**Short exercise**
Extract every line of the entries below word for word, omitting the pictures.

########

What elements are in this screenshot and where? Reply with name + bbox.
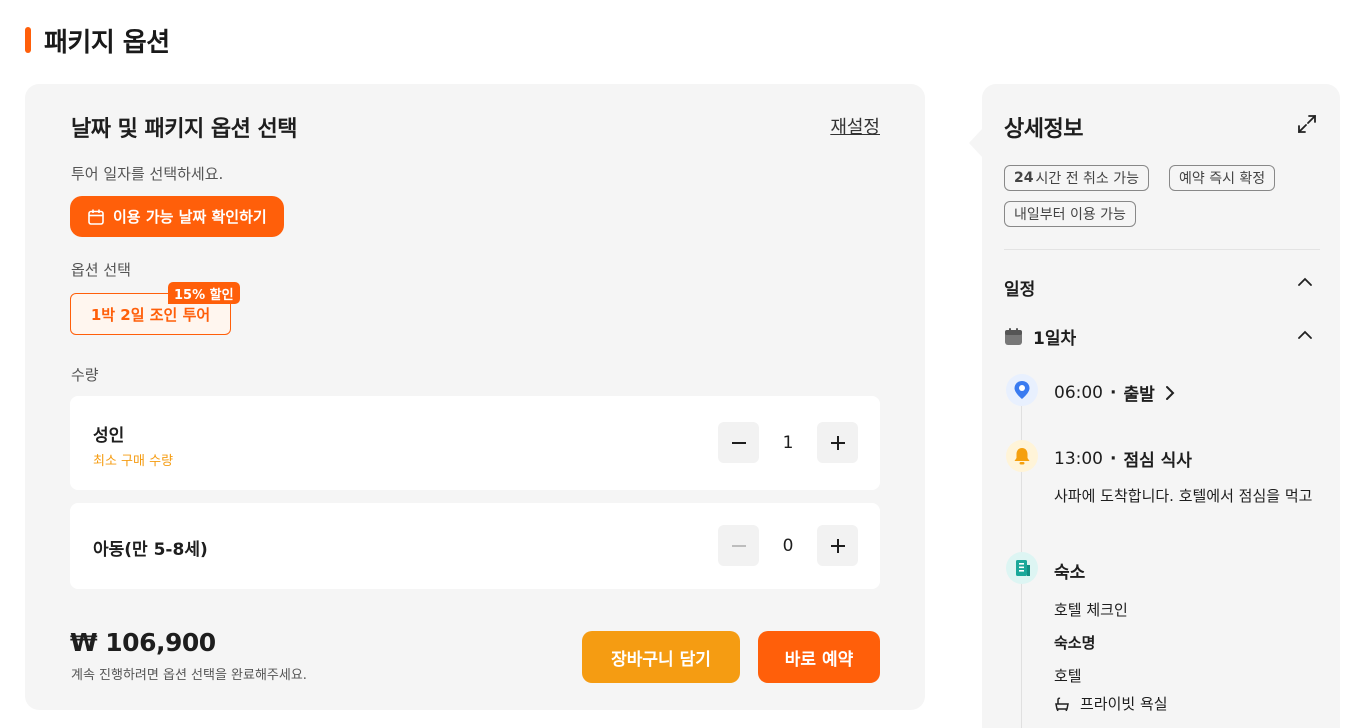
accommodation-type: 호텔 [1054, 667, 1082, 685]
amenity-label: 프라이빗 욕실 [1080, 695, 1168, 713]
plus-icon [830, 538, 845, 553]
schedule-heading: 일정 [1004, 280, 1036, 300]
location-pin-icon [1006, 374, 1038, 406]
option-section-label: 옵션 선택 [71, 261, 131, 279]
page-title: 패키지 옵션 [44, 27, 170, 58]
min-purchase-note: 최소 구매 수량 [93, 454, 174, 469]
timeline-time: 06:00 [1054, 382, 1103, 403]
date-button-label: 이용 가능 날짜 확인하기 [113, 208, 267, 226]
minus-icon [731, 544, 746, 547]
tag-bold-part: 24 [1014, 170, 1034, 186]
chevron-up-icon[interactable] [1298, 275, 1312, 289]
tag-instant-confirm: 예약 즉시 확정 [1169, 165, 1276, 191]
package-option-panel: 날짜 및 패키지 옵션 선택 재설정 투어 일자를 선택하세요. 이용 가능 날… [25, 84, 925, 710]
title-accent-bar [25, 27, 31, 53]
timeline-title: 숙소 [1054, 563, 1086, 583]
quantity-name: 성인 [93, 426, 125, 446]
timeline-item-lunch: 13:00 · 점심 식사 [1054, 446, 1192, 472]
decrement-button[interactable] [718, 525, 759, 566]
section-title: 패키지 옵션 [25, 22, 170, 58]
bell-icon [1006, 440, 1038, 472]
price-note: 계속 진행하려면 옵션 선택을 완료해주세요. [71, 668, 307, 683]
reset-link[interactable]: 재설정 [830, 113, 880, 139]
timeline-description: 사파에 도착합니다. 호텔에서 점심을 먹고 [1054, 487, 1313, 505]
accommodation-name-label: 숙소명 [1054, 634, 1096, 652]
quantity-row-child: 아동(만 5-8세) 0 [70, 503, 880, 589]
quantity-row-adult: 성인 최소 구매 수량 1 [70, 396, 880, 490]
panel-pointer [969, 128, 983, 158]
increment-button[interactable] [817, 422, 858, 463]
panel-heading: 날짜 및 패키지 옵션 선택 [71, 117, 298, 142]
check-available-dates-button[interactable]: 이용 가능 날짜 확인하기 [70, 196, 284, 237]
separator-dot: · [1110, 382, 1117, 403]
chevron-right-icon [1165, 385, 1175, 400]
add-to-cart-button[interactable]: 장바구니 담기 [582, 631, 740, 683]
expand-icon[interactable] [1296, 113, 1318, 135]
tag-text: 시간 전 취소 가능 [1035, 171, 1139, 187]
increment-button[interactable] [817, 525, 858, 566]
details-panel: 상세정보 24 시간 전 취소 가능 예약 즉시 확정 내일부터 이용 가능 일정… [982, 84, 1340, 728]
tag-text: 예약 즉시 확정 [1179, 171, 1266, 187]
calendar-icon [1005, 328, 1022, 345]
timeline-time: 13:00 [1054, 448, 1103, 469]
tour-date-hint: 투어 일자를 선택하세요. [71, 165, 224, 183]
details-title: 상세정보 [1004, 117, 1083, 142]
adult-quantity-stepper: 1 [718, 422, 858, 463]
quantity-name: 아동(만 5-8세) [93, 540, 208, 560]
timeline-title: 점심 식사 [1123, 451, 1192, 471]
chevron-up-icon[interactable] [1298, 328, 1312, 342]
quantity-section-label: 수량 [71, 366, 99, 384]
total-price: ₩ 106,900 [70, 628, 216, 657]
day-label: 1일차 [1033, 329, 1077, 349]
quantity-value: 0 [782, 535, 794, 556]
plus-icon [830, 435, 845, 450]
hotel-checkin-text: 호텔 체크인 [1054, 601, 1128, 619]
child-quantity-stepper: 0 [718, 525, 858, 566]
minus-icon [731, 441, 746, 444]
calendar-icon [88, 209, 104, 225]
bathroom-icon [1055, 697, 1069, 711]
decrement-button[interactable] [718, 422, 759, 463]
timeline-title: 출발 [1123, 385, 1155, 405]
amenity-private-bathroom: 프라이빗 욕실 [1054, 693, 1168, 714]
tag-free-cancellation: 24 시간 전 취소 가능 [1004, 165, 1149, 191]
separator-dot: · [1110, 448, 1117, 469]
hotel-icon [1006, 552, 1038, 584]
tag-available-from-tomorrow: 내일부터 이용 가능 [1004, 201, 1136, 227]
timeline-item-accommodation: 숙소 [1054, 558, 1085, 583]
day-row[interactable]: 1일차 [1004, 324, 1076, 349]
discount-badge: 15% 할인 [168, 282, 240, 304]
quantity-value: 1 [782, 432, 794, 453]
divider [1004, 249, 1320, 250]
tag-text: 내일부터 이용 가능 [1014, 207, 1126, 223]
timeline-item-departure[interactable]: 06:00 · 출발 [1054, 380, 1175, 405]
book-now-button[interactable]: 바로 예약 [758, 631, 880, 683]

########

**Reply**
What elements are in this screenshot and where? Reply with name + bbox.
accommodation-type: 호텔 [1054, 667, 1082, 685]
amenity-label: 프라이빗 욕실 [1080, 695, 1168, 713]
plus-icon [830, 538, 845, 553]
schedule-heading: 일정 [1004, 280, 1036, 300]
location-pin-icon [1006, 374, 1038, 406]
option-section-label: 옵션 선택 [71, 261, 131, 279]
page-title: 패키지 옵션 [44, 27, 170, 58]
min-purchase-note: 최소 구매 수량 [93, 454, 174, 469]
timeline-time: 06:00 [1054, 382, 1103, 403]
date-button-label: 이용 가능 날짜 확인하기 [113, 208, 267, 226]
minus-icon [731, 544, 746, 547]
tag-bold-part: 24 [1014, 170, 1034, 186]
chevron-up-icon[interactable] [1298, 275, 1312, 289]
tag-instant-confirm: 예약 즉시 확정 [1169, 165, 1276, 191]
package-option-panel: 날짜 및 패키지 옵션 선택 재설정 투어 일자를 선택하세요. 이용 가능 날… [25, 84, 925, 710]
title-accent-bar [25, 27, 31, 53]
timeline-title: 숙소 [1054, 563, 1086, 583]
quantity-name: 성인 [93, 426, 125, 446]
timeline-item-lunch: 13:00 · 점심 식사 [1054, 446, 1192, 472]
decrement-button[interactable] [718, 525, 759, 566]
section-title: 패키지 옵션 [25, 22, 170, 58]
bell-icon [1006, 440, 1038, 472]
price-note: 계속 진행하려면 옵션 선택을 완료해주세요. [71, 668, 307, 683]
reset-link[interactable]: 재설정 [830, 113, 880, 139]
timeline-description: 사파에 도착합니다. 호텔에서 점심을 먹고 [1054, 487, 1313, 505]
accommodation-name-label: 숙소명 [1054, 634, 1096, 652]
quantity-row-child: 아동(만 5-8세) 0 [70, 503, 880, 589]
quantity-row-adult: 성인 최소 구매 수량 1 [70, 396, 880, 490]
panel-pointer [969, 128, 983, 158]
increment-button[interactable] [817, 422, 858, 463]
panel-heading: 날짜 및 패키지 옵션 선택 [71, 117, 298, 142]
check-available-dates-button[interactable]: 이용 가능 날짜 확인하기 [70, 196, 284, 237]
separator-dot: · [1110, 382, 1117, 403]
chevron-right-icon [1165, 385, 1175, 400]
add-to-cart-button[interactable]: 장바구니 담기 [582, 631, 740, 683]
expand-icon[interactable] [1296, 113, 1318, 135]
tag-text: 시간 전 취소 가능 [1035, 171, 1139, 187]
increment-button[interactable] [817, 525, 858, 566]
details-panel: 상세정보 24 시간 전 취소 가능 예약 즉시 확정 내일부터 이용 가능 일정… [982, 84, 1340, 728]
tag-text: 예약 즉시 확정 [1179, 171, 1266, 187]
calendar-icon [1005, 328, 1022, 345]
timeline-time: 13:00 [1054, 448, 1103, 469]
tour-date-hint: 투어 일자를 선택하세요. [71, 165, 224, 183]
details-title: 상세정보 [1004, 117, 1083, 142]
adult-quantity-stepper: 1 [718, 422, 858, 463]
quantity-name: 아동(만 5-8세) [93, 540, 208, 560]
timeline-title: 점심 식사 [1123, 451, 1192, 471]
chevron-up-icon[interactable] [1298, 328, 1312, 342]
quantity-section-label: 수량 [71, 366, 99, 384]
total-price: ₩ 106,900 [70, 628, 216, 657]
day-label: 1일차 [1033, 329, 1077, 349]
quantity-value: 0 [782, 535, 794, 556]
plus-icon [830, 435, 845, 450]
hotel-checkin-text: 호텔 체크인 [1054, 601, 1128, 619]
child-quantity-stepper: 0 [718, 525, 858, 566]
minus-icon [731, 441, 746, 444]
calendar-icon [88, 209, 104, 225]
bathroom-icon [1055, 697, 1069, 711]
decrement-button[interactable] [718, 422, 759, 463]
timeline-title: 출발 [1123, 385, 1155, 405]
amenity-private-bathroom: 프라이빗 욕실 [1054, 693, 1168, 714]
tag-free-cancellation: 24 시간 전 취소 가능 [1004, 165, 1149, 191]
separator-dot: · [1110, 448, 1117, 469]
hotel-icon [1006, 552, 1038, 584]
tag-available-from-tomorrow: 내일부터 이용 가능 [1004, 201, 1136, 227]
timeline-item-accommodation: 숙소 [1054, 558, 1085, 583]
day-row[interactable]: 1일차 [1004, 324, 1076, 349]
discount-badge: 15% 할인 [168, 282, 240, 304]
quantity-value: 1 [782, 432, 794, 453]
divider [1004, 249, 1320, 250]
tag-text: 내일부터 이용 가능 [1014, 207, 1126, 223]
timeline-item-departure[interactable]: 06:00 · 출발 [1054, 380, 1175, 405]
book-now-button[interactable]: 바로 예약 [758, 631, 880, 683]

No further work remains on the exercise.